## To do
Starting at the beginning of the entries and going on through the line with "529, 1430, 601]", replace "regions" with "areas" and give those lines again with nothing else changed.

## Source records

========================

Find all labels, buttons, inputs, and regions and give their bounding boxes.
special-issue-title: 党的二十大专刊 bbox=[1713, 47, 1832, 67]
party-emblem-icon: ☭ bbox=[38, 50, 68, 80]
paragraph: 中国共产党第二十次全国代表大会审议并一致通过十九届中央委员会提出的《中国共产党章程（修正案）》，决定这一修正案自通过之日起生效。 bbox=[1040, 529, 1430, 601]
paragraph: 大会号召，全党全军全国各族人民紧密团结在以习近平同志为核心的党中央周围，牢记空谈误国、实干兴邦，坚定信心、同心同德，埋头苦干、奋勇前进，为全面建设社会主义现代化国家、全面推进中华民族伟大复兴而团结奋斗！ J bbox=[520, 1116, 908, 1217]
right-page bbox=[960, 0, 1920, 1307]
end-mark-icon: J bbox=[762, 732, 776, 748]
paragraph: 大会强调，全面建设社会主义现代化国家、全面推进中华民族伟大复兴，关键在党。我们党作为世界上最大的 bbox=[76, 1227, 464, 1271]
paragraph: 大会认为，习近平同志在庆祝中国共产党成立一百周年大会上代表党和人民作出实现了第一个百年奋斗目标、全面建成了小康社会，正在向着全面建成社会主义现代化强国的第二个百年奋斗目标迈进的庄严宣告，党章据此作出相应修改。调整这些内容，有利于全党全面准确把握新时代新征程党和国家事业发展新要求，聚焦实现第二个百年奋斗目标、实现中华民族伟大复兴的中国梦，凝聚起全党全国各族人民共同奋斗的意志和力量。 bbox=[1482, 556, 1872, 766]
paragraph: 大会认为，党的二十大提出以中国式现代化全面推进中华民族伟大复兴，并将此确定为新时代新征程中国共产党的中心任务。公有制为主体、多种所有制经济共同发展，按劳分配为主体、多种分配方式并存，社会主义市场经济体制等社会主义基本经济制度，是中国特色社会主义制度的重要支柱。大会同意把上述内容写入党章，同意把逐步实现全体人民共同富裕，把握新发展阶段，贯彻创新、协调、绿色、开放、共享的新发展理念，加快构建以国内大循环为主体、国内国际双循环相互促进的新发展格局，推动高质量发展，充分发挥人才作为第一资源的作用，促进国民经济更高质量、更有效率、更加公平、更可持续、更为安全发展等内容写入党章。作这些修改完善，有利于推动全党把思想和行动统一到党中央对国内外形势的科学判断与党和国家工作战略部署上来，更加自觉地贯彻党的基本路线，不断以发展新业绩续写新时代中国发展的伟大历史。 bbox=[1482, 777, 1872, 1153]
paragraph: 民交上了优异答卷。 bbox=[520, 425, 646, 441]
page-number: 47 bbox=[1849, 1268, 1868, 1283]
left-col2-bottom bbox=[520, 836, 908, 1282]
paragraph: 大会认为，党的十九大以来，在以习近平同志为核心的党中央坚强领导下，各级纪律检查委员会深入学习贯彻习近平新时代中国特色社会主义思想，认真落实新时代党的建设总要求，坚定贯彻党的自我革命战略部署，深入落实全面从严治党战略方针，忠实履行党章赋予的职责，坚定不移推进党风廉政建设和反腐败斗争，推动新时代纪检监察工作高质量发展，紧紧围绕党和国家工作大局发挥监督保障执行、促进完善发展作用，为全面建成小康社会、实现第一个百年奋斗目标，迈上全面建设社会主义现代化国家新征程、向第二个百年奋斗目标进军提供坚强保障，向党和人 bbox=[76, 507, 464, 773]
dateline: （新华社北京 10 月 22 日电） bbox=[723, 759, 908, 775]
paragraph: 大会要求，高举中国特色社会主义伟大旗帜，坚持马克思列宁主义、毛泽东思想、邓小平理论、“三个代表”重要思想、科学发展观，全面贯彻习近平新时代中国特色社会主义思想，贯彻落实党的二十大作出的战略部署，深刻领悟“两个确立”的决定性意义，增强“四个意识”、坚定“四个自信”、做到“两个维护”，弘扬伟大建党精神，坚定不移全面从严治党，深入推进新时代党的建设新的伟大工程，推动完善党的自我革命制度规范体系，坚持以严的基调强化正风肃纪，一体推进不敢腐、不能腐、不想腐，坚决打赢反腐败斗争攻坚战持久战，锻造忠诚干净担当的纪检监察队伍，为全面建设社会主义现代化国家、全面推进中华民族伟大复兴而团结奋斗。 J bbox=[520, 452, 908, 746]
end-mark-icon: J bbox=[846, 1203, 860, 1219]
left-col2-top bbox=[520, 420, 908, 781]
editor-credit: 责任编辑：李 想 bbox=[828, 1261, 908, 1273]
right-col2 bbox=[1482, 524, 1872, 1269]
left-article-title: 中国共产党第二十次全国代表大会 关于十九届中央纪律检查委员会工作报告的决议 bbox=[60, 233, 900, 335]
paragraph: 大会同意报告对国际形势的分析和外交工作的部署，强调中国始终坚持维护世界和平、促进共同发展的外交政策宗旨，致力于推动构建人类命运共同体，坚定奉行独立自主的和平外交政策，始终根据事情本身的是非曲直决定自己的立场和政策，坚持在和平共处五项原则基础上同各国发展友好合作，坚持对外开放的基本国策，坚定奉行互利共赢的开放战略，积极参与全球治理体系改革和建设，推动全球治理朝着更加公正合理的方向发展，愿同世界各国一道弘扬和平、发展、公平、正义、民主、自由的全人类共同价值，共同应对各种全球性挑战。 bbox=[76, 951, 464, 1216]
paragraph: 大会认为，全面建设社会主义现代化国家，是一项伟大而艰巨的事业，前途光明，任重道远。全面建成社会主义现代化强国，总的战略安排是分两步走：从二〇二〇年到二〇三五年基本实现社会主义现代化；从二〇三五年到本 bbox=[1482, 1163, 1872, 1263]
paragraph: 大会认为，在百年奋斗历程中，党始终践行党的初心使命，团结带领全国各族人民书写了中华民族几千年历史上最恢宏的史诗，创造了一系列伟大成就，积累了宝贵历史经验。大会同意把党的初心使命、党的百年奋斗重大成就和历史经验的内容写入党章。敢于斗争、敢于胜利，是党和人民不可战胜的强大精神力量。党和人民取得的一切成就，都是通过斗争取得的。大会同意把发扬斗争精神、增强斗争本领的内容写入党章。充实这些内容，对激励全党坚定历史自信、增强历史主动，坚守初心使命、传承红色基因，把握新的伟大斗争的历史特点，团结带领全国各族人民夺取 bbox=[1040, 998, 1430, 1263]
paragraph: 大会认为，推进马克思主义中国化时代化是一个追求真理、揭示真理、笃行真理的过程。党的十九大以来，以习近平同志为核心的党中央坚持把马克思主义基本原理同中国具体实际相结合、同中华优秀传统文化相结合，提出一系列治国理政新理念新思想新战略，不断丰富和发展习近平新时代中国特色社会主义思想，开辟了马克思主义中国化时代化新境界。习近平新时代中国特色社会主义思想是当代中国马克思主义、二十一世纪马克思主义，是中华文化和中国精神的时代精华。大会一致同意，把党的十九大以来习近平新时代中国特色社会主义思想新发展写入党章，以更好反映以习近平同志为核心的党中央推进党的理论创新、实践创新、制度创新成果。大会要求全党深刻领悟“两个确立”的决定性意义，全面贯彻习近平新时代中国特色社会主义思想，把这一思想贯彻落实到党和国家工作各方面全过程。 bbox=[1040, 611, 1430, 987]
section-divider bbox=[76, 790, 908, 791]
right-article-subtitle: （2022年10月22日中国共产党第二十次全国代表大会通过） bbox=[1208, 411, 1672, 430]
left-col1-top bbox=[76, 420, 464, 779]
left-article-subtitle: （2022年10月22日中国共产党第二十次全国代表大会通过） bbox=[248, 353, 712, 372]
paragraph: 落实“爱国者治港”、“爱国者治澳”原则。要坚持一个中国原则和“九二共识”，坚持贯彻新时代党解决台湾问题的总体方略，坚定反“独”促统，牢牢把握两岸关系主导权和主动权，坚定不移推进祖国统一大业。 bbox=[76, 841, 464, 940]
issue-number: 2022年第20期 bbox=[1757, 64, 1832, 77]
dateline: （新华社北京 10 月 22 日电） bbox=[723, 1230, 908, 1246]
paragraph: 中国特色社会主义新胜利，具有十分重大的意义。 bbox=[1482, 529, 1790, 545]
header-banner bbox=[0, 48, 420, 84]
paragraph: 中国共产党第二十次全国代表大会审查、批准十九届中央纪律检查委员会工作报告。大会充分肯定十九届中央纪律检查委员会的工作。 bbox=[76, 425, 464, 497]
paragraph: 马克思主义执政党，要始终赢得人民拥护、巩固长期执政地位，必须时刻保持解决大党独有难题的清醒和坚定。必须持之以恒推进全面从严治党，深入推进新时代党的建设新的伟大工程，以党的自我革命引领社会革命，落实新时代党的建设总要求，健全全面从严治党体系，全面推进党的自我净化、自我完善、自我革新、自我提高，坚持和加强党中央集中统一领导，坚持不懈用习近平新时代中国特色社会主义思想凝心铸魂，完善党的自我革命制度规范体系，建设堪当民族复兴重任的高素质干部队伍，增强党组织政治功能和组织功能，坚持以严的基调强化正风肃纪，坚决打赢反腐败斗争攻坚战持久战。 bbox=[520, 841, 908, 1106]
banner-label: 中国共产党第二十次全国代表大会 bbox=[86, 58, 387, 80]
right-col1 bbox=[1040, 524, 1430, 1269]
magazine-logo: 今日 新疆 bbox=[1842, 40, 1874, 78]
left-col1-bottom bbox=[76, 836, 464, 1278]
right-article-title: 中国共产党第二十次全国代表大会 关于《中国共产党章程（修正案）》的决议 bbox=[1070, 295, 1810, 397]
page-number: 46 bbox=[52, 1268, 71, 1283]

========================

## The completed task
Find all labels, buttons, inputs, and areas and give their bounding boxes.
special-issue-title: 党的二十大专刊 bbox=[1713, 47, 1832, 67]
party-emblem-icon: ☭ bbox=[38, 50, 68, 80]
paragraph: 中国共产党第二十次全国代表大会审议并一致通过十九届中央委员会提出的《中国共产党章程（修正案）》，决定这一修正案自通过之日起生效。 bbox=[1040, 529, 1430, 601]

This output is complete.